Problem requirements –
Read the data and repeat it in full, exactly.

Material for this exercise –
:::::

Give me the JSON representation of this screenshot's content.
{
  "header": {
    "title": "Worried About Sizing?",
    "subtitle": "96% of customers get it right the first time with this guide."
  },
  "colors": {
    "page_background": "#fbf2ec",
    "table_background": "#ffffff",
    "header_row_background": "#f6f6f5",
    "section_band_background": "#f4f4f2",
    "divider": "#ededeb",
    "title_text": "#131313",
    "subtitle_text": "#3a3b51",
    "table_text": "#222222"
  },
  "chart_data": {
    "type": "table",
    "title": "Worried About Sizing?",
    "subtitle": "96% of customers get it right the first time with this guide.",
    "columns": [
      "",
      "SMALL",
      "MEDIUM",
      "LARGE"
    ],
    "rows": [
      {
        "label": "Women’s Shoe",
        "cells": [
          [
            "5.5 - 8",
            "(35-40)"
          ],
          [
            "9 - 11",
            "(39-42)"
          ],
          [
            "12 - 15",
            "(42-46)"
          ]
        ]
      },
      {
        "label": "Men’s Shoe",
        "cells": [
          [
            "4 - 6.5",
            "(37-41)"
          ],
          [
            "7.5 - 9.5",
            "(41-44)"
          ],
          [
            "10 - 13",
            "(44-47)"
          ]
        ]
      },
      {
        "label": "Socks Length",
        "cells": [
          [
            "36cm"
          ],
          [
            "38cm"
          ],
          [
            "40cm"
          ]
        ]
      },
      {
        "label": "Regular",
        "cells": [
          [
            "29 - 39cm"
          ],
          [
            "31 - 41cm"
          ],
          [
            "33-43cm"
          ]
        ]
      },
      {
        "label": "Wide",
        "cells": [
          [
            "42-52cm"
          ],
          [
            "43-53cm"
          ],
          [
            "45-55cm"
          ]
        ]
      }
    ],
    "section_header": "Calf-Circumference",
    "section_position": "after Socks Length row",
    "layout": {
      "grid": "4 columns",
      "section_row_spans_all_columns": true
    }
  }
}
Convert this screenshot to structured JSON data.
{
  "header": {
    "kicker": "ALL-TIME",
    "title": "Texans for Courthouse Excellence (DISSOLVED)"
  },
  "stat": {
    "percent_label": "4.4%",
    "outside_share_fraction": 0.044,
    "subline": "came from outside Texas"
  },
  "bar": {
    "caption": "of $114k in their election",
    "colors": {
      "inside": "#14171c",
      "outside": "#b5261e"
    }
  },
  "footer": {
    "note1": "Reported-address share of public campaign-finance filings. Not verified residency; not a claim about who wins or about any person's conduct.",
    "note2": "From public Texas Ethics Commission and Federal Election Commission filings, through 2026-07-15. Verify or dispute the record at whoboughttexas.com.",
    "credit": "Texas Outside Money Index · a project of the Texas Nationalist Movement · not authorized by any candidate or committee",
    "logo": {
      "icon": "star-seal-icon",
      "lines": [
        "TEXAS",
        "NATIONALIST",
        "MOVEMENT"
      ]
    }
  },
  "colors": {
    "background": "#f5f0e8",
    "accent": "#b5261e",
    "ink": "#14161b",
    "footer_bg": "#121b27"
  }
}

:::::

Expected output –
Give me the JSON representation of this screenshot's content.
{
  "header": {
    "title": "Worried About Sizing?",
    "subtitle": "96% of customers get it right the first time with this guide."
  },
  "colors": {
    "page_background": "#fbf2ec",
    "table_background": "#ffffff",
    "header_row_background": "#f6f6f5",
    "section_band_background": "#f4f4f2",
    "divider": "#ededeb",
    "title_text": "#131313",
    "subtitle_text": "#3a3b51",
    "table_text": "#222222"
  },
  "chart_data": {
    "type": "table",
    "title": "Worried About Sizing?",
    "subtitle": "96% of customers get it right the first time with this guide.",
    "columns": [
      "",
      "SMALL",
      "MEDIUM",
      "LARGE"
    ],
    "rows": [
      {
        "label": "Women’s Shoe",
        "cells": [
          [
            "5.5 - 8",
            "(35-40)"
          ],
          [
            "9 - 11",
            "(39-42)"
          ],
          [
            "12 - 15",
            "(42-46)"
          ]
        ]
      },
      {
        "label": "Men’s Shoe",
        "cells": [
          [
            "4 - 6.5",
            "(37-41)"
          ],
          [
            "7.5 - 9.5",
            "(41-44)"
          ],
          [
            "10 - 13",
            "(44-47)"
          ]
        ]
      },
      {
        "label": "Socks Length",
        "cells": [
          [
            "36cm"
          ],
          [
            "38cm"
          ],
          [
            "40cm"
          ]
        ]
      },
      {
        "label": "Regular",
        "cells": [
          [
            "29 - 39cm"
          ],
          [
            "31 - 41cm"
          ],
          [
            "33-43cm"
          ]
        ]
      },
      {
        "label": "Wide",
        "cells": [
          [
            "42-52cm"
          ],
          [
            "43-53cm"
          ],
          [
            "45-55cm"
          ]
        ]
      }
    ],
    "section_header": "Calf-Circumference",
    "section_position": "after Socks Length row",
    "layout": {
      "grid": "4 columns",
      "section_row_spans_all_columns": true
    }
  }
}
Convert this screenshot to structured JSON data.
{
  "header": {
    "kicker": "ALL-TIME",
    "title": "Texans for Courthouse Excellence (DISSOLVED)"
  },
  "stat": {
    "percent_label": "4.4%",
    "outside_share_fraction": 0.044,
    "subline": "came from outside Texas"
  },
  "bar": {
    "caption": "of $114k in their election",
    "colors": {
      "inside": "#14171c",
      "outside": "#b5261e"
    }
  },
  "footer": {
    "note1": "Reported-address share of public campaign-finance filings. Not verified residency; not a claim about who wins or about any person's conduct.",
    "note2": "From public Texas Ethics Commission and Federal Election Commission filings, through 2026-07-15. Verify or dispute the record at whoboughttexas.com.",
    "credit": "Texas Outside Money Index · a project of the Texas Nationalist Movement · not authorized by any candidate or committee",
    "logo": {
      "icon": "star-seal-icon",
      "lines": [
        "TEXAS",
        "NATIONALIST",
        "MOVEMENT"
      ]
    }
  },
  "colors": {
    "background": "#f5f0e8",
    "accent": "#b5261e",
    "ink": "#14161b",
    "footer_bg": "#121b27"
  }
}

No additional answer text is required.